## Short task:
Output each line exactly as it appears, skipping any embedded picture.

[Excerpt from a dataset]
::::::::::
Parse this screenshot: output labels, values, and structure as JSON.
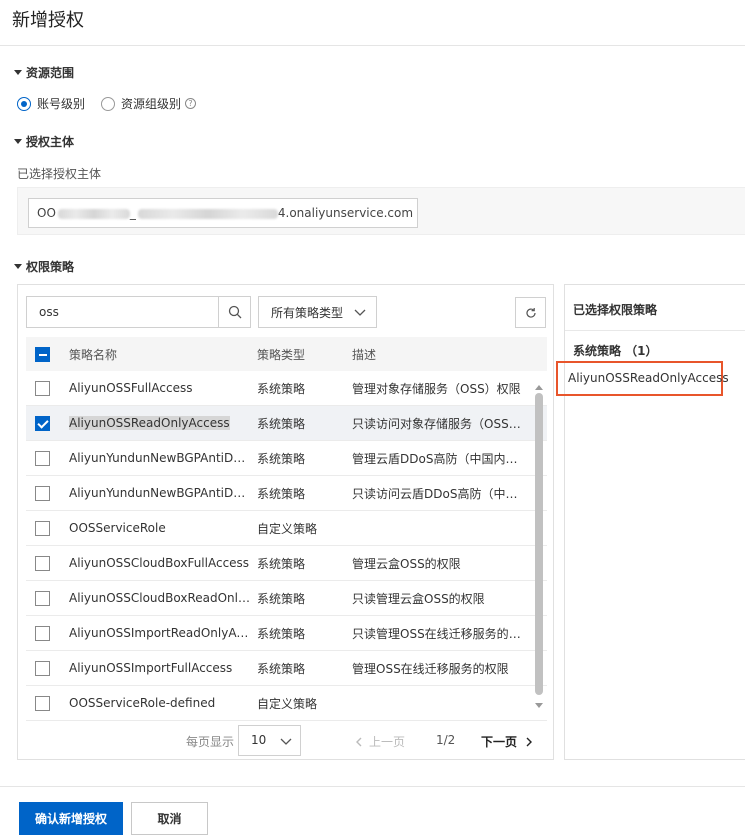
{
  "page": {
    "title": "新增授权"
  },
  "resource_scope": {
    "heading": "资源范围",
    "options": [
      {
        "label": "账号级别",
        "selected": true
      },
      {
        "label": "资源组级别",
        "selected": false
      }
    ]
  },
  "principal": {
    "heading": "授权主体",
    "selected_label": "已选择授权主体",
    "value_prefix": "OO",
    "value_middle": "_",
    "value_suffix": "4.onaliyunservice.com"
  },
  "policies": {
    "heading": "权限策略",
    "search": {
      "value": "oss"
    },
    "type_filter": {
      "value": "所有策略类型"
    },
    "columns": {
      "name": "策略名称",
      "type": "策略类型",
      "desc": "描述"
    },
    "rows": [
      {
        "name": "AliyunOSSFullAccess",
        "type": "系统策略",
        "desc": "管理对象存储服务（OSS）权限",
        "checked": false
      },
      {
        "name": "AliyunOSSReadOnlyAccess",
        "type": "系统策略",
        "desc": "只读访问对象存储服务（OSS）权限",
        "checked": true
      },
      {
        "name": "AliyunYundunNewBGPAntiDDoSFullAccess",
        "type": "系统策略",
        "desc": "管理云盾DDoS高防（中国内地）的权限",
        "checked": false
      },
      {
        "name": "AliyunYundunNewBGPAntiDDoSReadOnlyAccess",
        "type": "系统策略",
        "desc": "只读访问云盾DDoS高防（中国内地）的权限",
        "checked": false
      },
      {
        "name": "OOSServiceRole",
        "type": "自定义策略",
        "desc": "",
        "checked": false
      },
      {
        "name": "AliyunOSSCloudBoxFullAccess",
        "type": "系统策略",
        "desc": "管理云盒OSS的权限",
        "checked": false
      },
      {
        "name": "AliyunOSSCloudBoxReadOnlyAccess",
        "type": "系统策略",
        "desc": "只读管理云盒OSS的权限",
        "checked": false
      },
      {
        "name": "AliyunOSSImportReadOnlyAccess",
        "type": "系统策略",
        "desc": "只读管理OSS在线迁移服务的权限",
        "checked": false
      },
      {
        "name": "AliyunOSSImportFullAccess",
        "type": "系统策略",
        "desc": "管理OSS在线迁移服务的权限",
        "checked": false
      },
      {
        "name": "OOSServiceRole-defined",
        "type": "自定义策略",
        "desc": "",
        "checked": false
      }
    ],
    "pagination": {
      "page_size_label": "每页显示",
      "page_size": "10",
      "prev_label": "上一页",
      "page_indicator": "1/2",
      "next_label": "下一页"
    }
  },
  "selected_panel": {
    "title": "已选择权限策略",
    "group_label": "系统策略 （1）",
    "items": [
      "AliyunOSSReadOnlyAccess"
    ]
  },
  "footer": {
    "confirm_label": "确认新增授权",
    "cancel_label": "取消"
  },
  "colors": {
    "primary": "#0064c8",
    "highlight_border": "#e8552b"
  }
}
::::::::::
## Answer to the exercise:
Parse this screenshot: output labels, values, and structure as JSON.
{
  "page": {
    "title": "新增授权"
  },
  "resource_scope": {
    "heading": "资源范围",
    "options": [
      {
        "label": "账号级别",
        "selected": true
      },
      {
        "label": "资源组级别",
        "selected": false
      }
    ]
  },
  "principal": {
    "heading": "授权主体",
    "selected_label": "已选择授权主体",
    "value_prefix": "OO",
    "value_middle": "_",
    "value_suffix": "4.onaliyunservice.com"
  },
  "policies": {
    "heading": "权限策略",
    "search": {
      "value": "oss"
    },
    "type_filter": {
      "value": "所有策略类型"
    },
    "columns": {
      "name": "策略名称",
      "type": "策略类型",
      "desc": "描述"
    },
    "rows": [
      {
        "name": "AliyunOSSFullAccess",
        "type": "系统策略",
        "desc": "管理对象存储服务（OSS）权限",
        "checked": false
      },
      {
        "name": "AliyunOSSReadOnlyAccess",
        "type": "系统策略",
        "desc": "只读访问对象存储服务（OSS）权限",
        "checked": true
      },
      {
        "name": "AliyunYundunNewBGPAntiDDoSFullAccess",
        "type": "系统策略",
        "desc": "管理云盾DDoS高防（中国内地）的权限",
        "checked": false
      },
      {
        "name": "AliyunYundunNewBGPAntiDDoSReadOnlyAccess",
        "type": "系统策略",
        "desc": "只读访问云盾DDoS高防（中国内地）的权限",
        "checked": false
      },
      {
        "name": "OOSServiceRole",
        "type": "自定义策略",
        "desc": "",
        "checked": false
      },
      {
        "name": "AliyunOSSCloudBoxFullAccess",
        "type": "系统策略",
        "desc": "管理云盒OSS的权限",
        "checked": false
      },
      {
        "name": "AliyunOSSCloudBoxReadOnlyAccess",
        "type": "系统策略",
        "desc": "只读管理云盒OSS的权限",
        "checked": false
      },
      {
        "name": "AliyunOSSImportReadOnlyAccess",
        "type": "系统策略",
        "desc": "只读管理OSS在线迁移服务的权限",
        "checked": false
      },
      {
        "name": "AliyunOSSImportFullAccess",
        "type": "系统策略",
        "desc": "管理OSS在线迁移服务的权限",
        "checked": false
      },
      {
        "name": "OOSServiceRole-defined",
        "type": "自定义策略",
        "desc": "",
        "checked": false
      }
    ],
    "pagination": {
      "page_size_label": "每页显示",
      "page_size": "10",
      "prev_label": "上一页",
      "page_indicator": "1/2",
      "next_label": "下一页"
    }
  },
  "selected_panel": {
    "title": "已选择权限策略",
    "group_label": "系统策略 （1）",
    "items": [
      "AliyunOSSReadOnlyAccess"
    ]
  },
  "footer": {
    "confirm_label": "确认新增授权",
    "cancel_label": "取消"
  },
  "colors": {
    "primary": "#0064c8",
    "highlight_border": "#e8552b"
  }
}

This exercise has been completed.